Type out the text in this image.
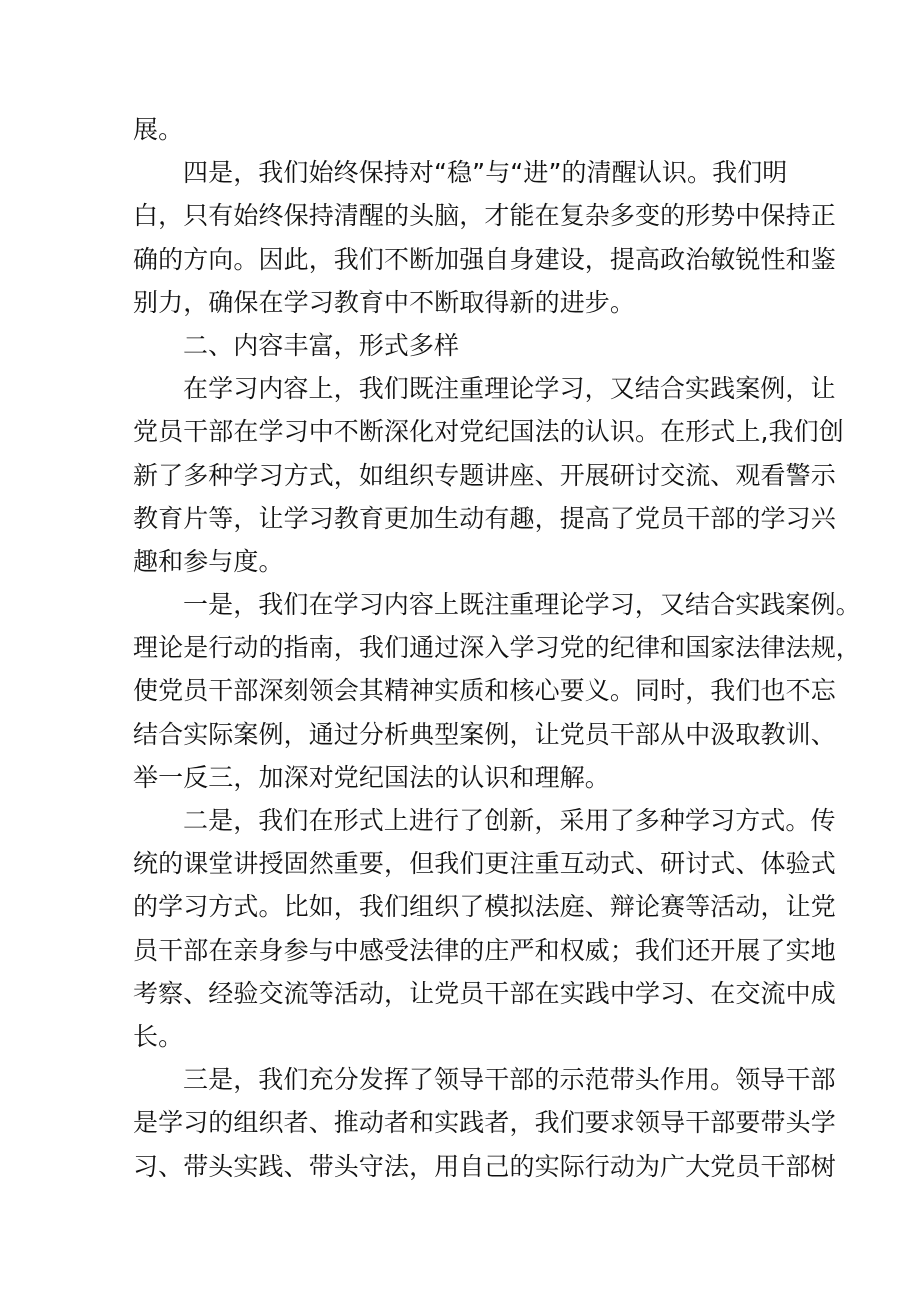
展。
四是，我们始终保持对“稳”与“进”的清醒认识。我们明
白，只有始终保持清醒的头脑，才能在复杂多变的形势中保持正
确的方向。因此，我们不断加强自身建设，提高政治敏锐性和鉴
别力，确保在学习教育中不断取得新的进步。
二、内容丰富，形式多样
在学习内容上，我们既注重理论学习，又结合实践案例，让
党员干部在学习中不断深化对党纪国法的认识。在形式上,我们创
新了多种学习方式，如组织专题讲座、开展研讨交流、观看警示
教育片等，让学习教育更加生动有趣，提高了党员干部的学习兴
趣和参与度。
一是，我们在学习内容上既注重理论学习，又结合实践案例。
理论是行动的指南，我们通过深入学习党的纪律和国家法律法规，
使党员干部深刻领会其精神实质和核心要义。同时，我们也不忘
结合实际案例，通过分析典型案例，让党员干部从中汲取教训、
举一反三，加深对党纪国法的认识和理解。
二是，我们在形式上进行了创新，采用了多种学习方式。传
统的课堂讲授固然重要，但我们更注重互动式、研讨式、体验式
的学习方式。比如，我们组织了模拟法庭、辩论赛等活动，让党
员干部在亲身参与中感受法律的庄严和权威；我们还开展了实地
考察、经验交流等活动，让党员干部在实践中学习、在交流中成
长。
三是，我们充分发挥了领导干部的示范带头作用。领导干部
是学习的组织者、推动者和实践者，我们要求领导干部要带头学
习、带头实践、带头守法，用自己的实际行动为广大党员干部树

§ What is expected: Copy out each record shown above without alteration, skipping any picture.

§ Task solution:
Type out the text in this image.
展。
四是，我们始终保持对“稳”与“进”的清醒认识。我们明
白，只有始终保持清醒的头脑，才能在复杂多变的形势中保持正
确的方向。因此，我们不断加强自身建设，提高政治敏锐性和鉴
别力，确保在学习教育中不断取得新的进步。
二、内容丰富，形式多样
在学习内容上，我们既注重理论学习，又结合实践案例，让
党员干部在学习中不断深化对党纪国法的认识。在形式上,我们创
新了多种学习方式，如组织专题讲座、开展研讨交流、观看警示
教育片等，让学习教育更加生动有趣，提高了党员干部的学习兴
趣和参与度。
一是，我们在学习内容上既注重理论学习，又结合实践案例。
理论是行动的指南，我们通过深入学习党的纪律和国家法律法规，
使党员干部深刻领会其精神实质和核心要义。同时，我们也不忘
结合实际案例，通过分析典型案例，让党员干部从中汲取教训、
举一反三，加深对党纪国法的认识和理解。
二是，我们在形式上进行了创新，采用了多种学习方式。传
统的课堂讲授固然重要，但我们更注重互动式、研讨式、体验式
的学习方式。比如，我们组织了模拟法庭、辩论赛等活动，让党
员干部在亲身参与中感受法律的庄严和权威；我们还开展了实地
考察、经验交流等活动，让党员干部在实践中学习、在交流中成
长。
三是，我们充分发挥了领导干部的示范带头作用。领导干部
是学习的组织者、推动者和实践者，我们要求领导干部要带头学
习、带头实践、带头守法，用自己的实际行动为广大党员干部树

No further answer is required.